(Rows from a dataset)

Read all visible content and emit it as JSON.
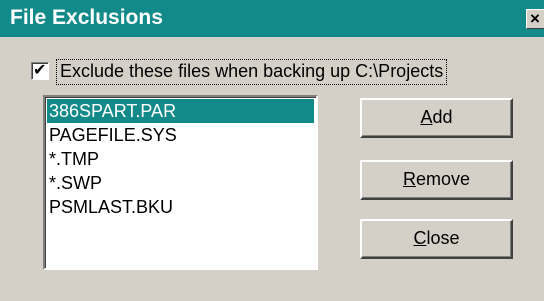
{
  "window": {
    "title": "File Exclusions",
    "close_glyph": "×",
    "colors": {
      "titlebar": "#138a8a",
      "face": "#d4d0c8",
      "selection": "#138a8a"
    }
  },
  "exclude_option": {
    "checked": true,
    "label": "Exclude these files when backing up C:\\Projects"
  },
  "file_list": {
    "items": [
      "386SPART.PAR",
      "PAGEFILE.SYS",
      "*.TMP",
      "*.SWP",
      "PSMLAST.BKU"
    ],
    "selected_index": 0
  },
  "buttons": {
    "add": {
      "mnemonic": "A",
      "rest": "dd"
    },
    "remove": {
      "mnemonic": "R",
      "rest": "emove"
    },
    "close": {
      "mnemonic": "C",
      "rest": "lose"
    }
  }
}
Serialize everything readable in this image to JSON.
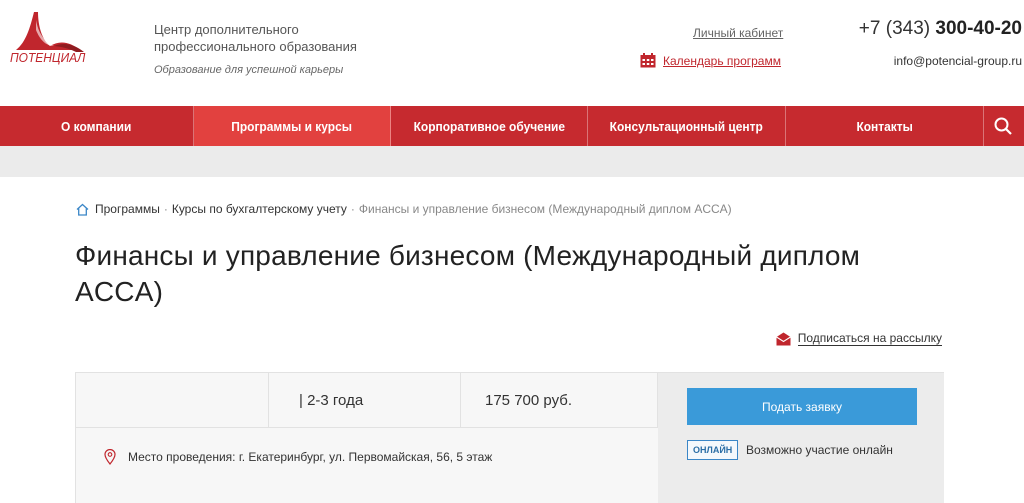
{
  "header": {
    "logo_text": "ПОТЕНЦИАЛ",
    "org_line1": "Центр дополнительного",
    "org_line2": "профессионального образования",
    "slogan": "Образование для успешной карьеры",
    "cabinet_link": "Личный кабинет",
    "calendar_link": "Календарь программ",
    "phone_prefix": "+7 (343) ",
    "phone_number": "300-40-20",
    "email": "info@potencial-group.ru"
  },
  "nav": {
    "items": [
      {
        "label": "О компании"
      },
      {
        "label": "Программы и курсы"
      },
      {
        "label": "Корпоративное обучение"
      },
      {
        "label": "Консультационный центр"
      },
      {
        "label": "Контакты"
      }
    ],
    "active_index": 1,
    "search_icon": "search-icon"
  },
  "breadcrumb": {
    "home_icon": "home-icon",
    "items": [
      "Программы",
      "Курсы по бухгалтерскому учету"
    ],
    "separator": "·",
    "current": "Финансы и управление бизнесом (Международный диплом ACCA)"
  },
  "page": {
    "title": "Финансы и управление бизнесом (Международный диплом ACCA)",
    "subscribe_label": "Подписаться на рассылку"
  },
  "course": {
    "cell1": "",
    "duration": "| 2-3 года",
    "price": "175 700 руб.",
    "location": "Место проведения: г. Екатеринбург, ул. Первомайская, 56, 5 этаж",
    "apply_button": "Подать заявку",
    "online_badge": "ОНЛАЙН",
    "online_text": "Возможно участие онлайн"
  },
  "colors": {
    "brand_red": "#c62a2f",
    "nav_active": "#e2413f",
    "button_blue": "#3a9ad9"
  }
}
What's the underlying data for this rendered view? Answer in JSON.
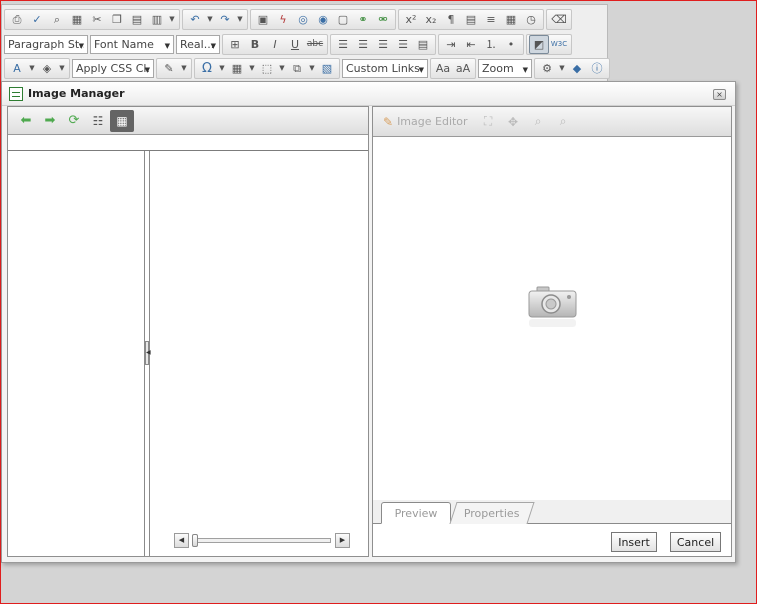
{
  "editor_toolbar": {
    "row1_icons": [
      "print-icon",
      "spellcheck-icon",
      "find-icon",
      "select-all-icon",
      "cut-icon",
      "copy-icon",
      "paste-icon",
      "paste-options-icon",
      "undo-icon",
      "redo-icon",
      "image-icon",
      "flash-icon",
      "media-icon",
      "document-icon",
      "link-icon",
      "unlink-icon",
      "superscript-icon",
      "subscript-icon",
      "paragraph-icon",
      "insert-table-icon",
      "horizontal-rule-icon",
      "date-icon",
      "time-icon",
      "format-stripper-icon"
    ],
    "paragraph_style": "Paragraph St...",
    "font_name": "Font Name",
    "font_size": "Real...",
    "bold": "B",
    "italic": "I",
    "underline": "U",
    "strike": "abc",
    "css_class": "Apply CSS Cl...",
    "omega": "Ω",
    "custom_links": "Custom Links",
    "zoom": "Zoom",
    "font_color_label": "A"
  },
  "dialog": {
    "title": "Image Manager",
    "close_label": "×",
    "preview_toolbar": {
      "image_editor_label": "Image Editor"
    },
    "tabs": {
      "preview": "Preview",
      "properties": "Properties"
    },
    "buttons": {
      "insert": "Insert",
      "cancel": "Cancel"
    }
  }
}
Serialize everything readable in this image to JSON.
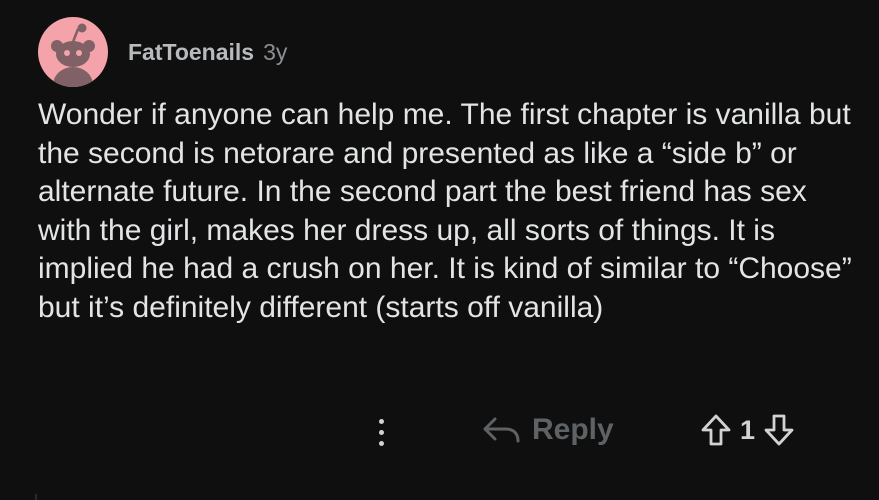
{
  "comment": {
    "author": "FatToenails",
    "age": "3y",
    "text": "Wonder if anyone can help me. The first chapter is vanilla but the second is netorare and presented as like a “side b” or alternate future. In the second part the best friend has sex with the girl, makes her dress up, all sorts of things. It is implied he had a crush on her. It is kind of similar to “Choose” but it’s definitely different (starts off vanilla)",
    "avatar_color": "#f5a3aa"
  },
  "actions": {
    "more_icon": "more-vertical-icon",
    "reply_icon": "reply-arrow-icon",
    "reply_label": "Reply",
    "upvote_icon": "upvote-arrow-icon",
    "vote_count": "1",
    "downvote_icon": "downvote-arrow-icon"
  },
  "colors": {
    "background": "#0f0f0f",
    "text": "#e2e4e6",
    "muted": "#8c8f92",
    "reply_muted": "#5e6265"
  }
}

## Given exercise
Restate the records word for word, omitting images.

## Expected output
Read all visible content and emit it as JSON.
{
  "window": {
    "title": "File Exclusions",
    "close_glyph": "×",
    "colors": {
      "titlebar": "#138a8a",
      "face": "#d4d0c8",
      "selection": "#138a8a"
    }
  },
  "exclude_option": {
    "checked": true,
    "label": "Exclude these files when backing up C:\\Projects"
  },
  "file_list": {
    "items": [
      "386SPART.PAR",
      "PAGEFILE.SYS",
      "*.TMP",
      "*.SWP",
      "PSMLAST.BKU"
    ],
    "selected_index": 0
  },
  "buttons": {
    "add": {
      "mnemonic": "A",
      "rest": "dd"
    },
    "remove": {
      "mnemonic": "R",
      "rest": "emove"
    },
    "close": {
      "mnemonic": "C",
      "rest": "lose"
    }
  }
}
Serialize everything readable in this image to JSON.
{
  "header": {
    "logo_text": "ПОТЕНЦИАЛ",
    "org_line1": "Центр дополнительного",
    "org_line2": "профессионального образования",
    "slogan": "Образование для успешной карьеры",
    "cabinet_link": "Личный кабинет",
    "calendar_link": "Календарь программ",
    "phone_prefix": "+7 (343) ",
    "phone_number": "300-40-20",
    "email": "info@potencial-group.ru"
  },
  "nav": {
    "items": [
      {
        "label": "О компании"
      },
      {
        "label": "Программы и курсы"
      },
      {
        "label": "Корпоративное обучение"
      },
      {
        "label": "Консультационный центр"
      },
      {
        "label": "Контакты"
      }
    ],
    "active_index": 1,
    "search_icon": "search-icon"
  },
  "breadcrumb": {
    "home_icon": "home-icon",
    "items": [
      "Программы",
      "Курсы по бухгалтерскому учету"
    ],
    "separator": "·",
    "current": "Финансы и управление бизнесом (Международный диплом ACCA)"
  },
  "page": {
    "title": "Финансы и управление бизнесом (Международный диплом ACCA)",
    "subscribe_label": "Подписаться на рассылку"
  },
  "course": {
    "cell1": "",
    "duration": "| 2-3 года",
    "price": "175 700 руб.",
    "location": "Место проведения: г. Екатеринбург, ул. Первомайская, 56, 5 этаж",
    "apply_button": "Подать заявку",
    "online_badge": "ОНЛАЙН",
    "online_text": "Возможно участие онлайн"
  },
  "colors": {
    "brand_red": "#c62a2f",
    "nav_active": "#e2413f",
    "button_blue": "#3a9ad9"
  }
}
What's the underlying data for this rendered view? Answer in JSON.
{
  "editor_toolbar": {
    "row1_icons": [
      "print-icon",
      "spellcheck-icon",
      "find-icon",
      "select-all-icon",
      "cut-icon",
      "copy-icon",
      "paste-icon",
      "paste-options-icon",
      "undo-icon",
      "redo-icon",
      "image-icon",
      "flash-icon",
      "media-icon",
      "document-icon",
      "link-icon",
      "unlink-icon",
      "superscript-icon",
      "subscript-icon",
      "paragraph-icon",
      "insert-table-icon",
      "horizontal-rule-icon",
      "date-icon",
      "time-icon",
      "format-stripper-icon"
    ],
    "paragraph_style": "Paragraph St...",
    "font_name": "Font Name",
    "font_size": "Real...",
    "bold": "B",
    "italic": "I",
    "underline": "U",
    "strike": "abc",
    "css_class": "Apply CSS Cl...",
    "omega": "Ω",
    "custom_links": "Custom Links",
    "zoom": "Zoom",
    "font_color_label": "A"
  },
  "dialog": {
    "title": "Image Manager",
    "close_label": "×",
    "preview_toolbar": {
      "image_editor_label": "Image Editor"
    },
    "tabs": {
      "preview": "Preview",
      "properties": "Properties"
    },
    "buttons": {
      "insert": "Insert",
      "cancel": "Cancel"
    }
  }
}
Serialize everything readable in this image to JSON.
{
  "comment": {
    "author": "FatToenails",
    "age": "3y",
    "text": "Wonder if anyone can help me. The first chapter is vanilla but the second is netorare and presented as like a “side b” or alternate future. In the second part the best friend has sex with the girl, makes her dress up, all sorts of things. It is implied he had a crush on her. It is kind of similar to “Choose” but it’s definitely different (starts off vanilla)",
    "avatar_color": "#f5a3aa"
  },
  "actions": {
    "more_icon": "more-vertical-icon",
    "reply_icon": "reply-arrow-icon",
    "reply_label": "Reply",
    "upvote_icon": "upvote-arrow-icon",
    "vote_count": "1",
    "downvote_icon": "downvote-arrow-icon"
  },
  "colors": {
    "background": "#0f0f0f",
    "text": "#e2e4e6",
    "muted": "#8c8f92",
    "reply_muted": "#5e6265"
  }
}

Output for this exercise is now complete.